>> START Provided material
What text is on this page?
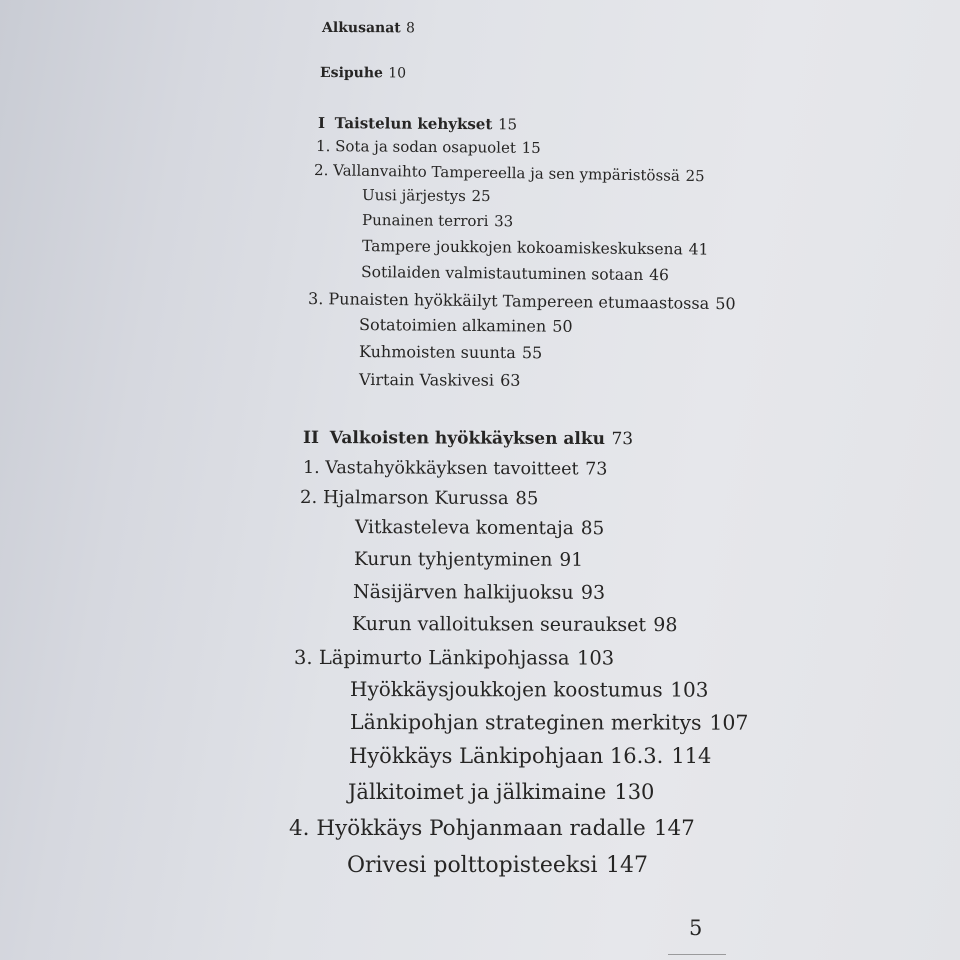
Alkusanat 8
Esipuhe 10
I Taistelun kehykset 15
1. Sota ja sodan osapuolet 15
2. Vallanvaihto Tampereella ja sen ympäristössä 25
Uusi järjestys 25
Punainen terrori 33
Tampere joukkojen kokoamiskeskuksena 41
Sotilaiden valmistautuminen sotaan 46
3. Punaisten hyökkäilyt Tampereen etumaastossa 50
Sotatoimien alkaminen 50
Kuhmoisten suunta 55
Virtain Vaskivesi 63
II Valkoisten hyökkäyksen alku 73
1. Vastahyökkäyksen tavoitteet 73
2. Hjalmarson Kurussa 85
Vitkasteleva komentaja 85
Kurun tyhjentyminen 91
Näsijärven halkijuoksu 93
Kurun valloituksen seuraukset 98
3. Läpimurto Länkipohjassa 103
Hyökkäysjoukkojen koostumus 103
Länkipohjan strateginen merkitys 107
Hyökkäys Länkipohjaan 16.3. 114
Jälkitoimet ja jälkimaine 130
4. Hyökkäys Pohjanmaan radalle 147
Orivesi polttopisteeksi 147
5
>> END Provided material
What the task requires — Reproduce all the records verbatim, excluding images.

Output of the exercise —
What text is on this page?
Alkusanat 8
Esipuhe 10
I Taistelun kehykset 15
1. Sota ja sodan osapuolet 15
2. Vallanvaihto Tampereella ja sen ympäristössä 25
Uusi järjestys 25
Punainen terrori 33
Tampere joukkojen kokoamiskeskuksena 41
Sotilaiden valmistautuminen sotaan 46
3. Punaisten hyökkäilyt Tampereen etumaastossa 50
Sotatoimien alkaminen 50
Kuhmoisten suunta 55
Virtain Vaskivesi 63
II Valkoisten hyökkäyksen alku 73
1. Vastahyökkäyksen tavoitteet 73
2. Hjalmarson Kurussa 85
Vitkasteleva komentaja 85
Kurun tyhjentyminen 91
Näsijärven halkijuoksu 93
Kurun valloituksen seuraukset 98
3. Läpimurto Länkipohjassa 103
Hyökkäysjoukkojen koostumus 103
Länkipohjan strateginen merkitys 107
Hyökkäys Länkipohjaan 16.3. 114
Jälkitoimet ja jälkimaine 130
4. Hyökkäys Pohjanmaan radalle 147
Orivesi polttopisteeksi 147
5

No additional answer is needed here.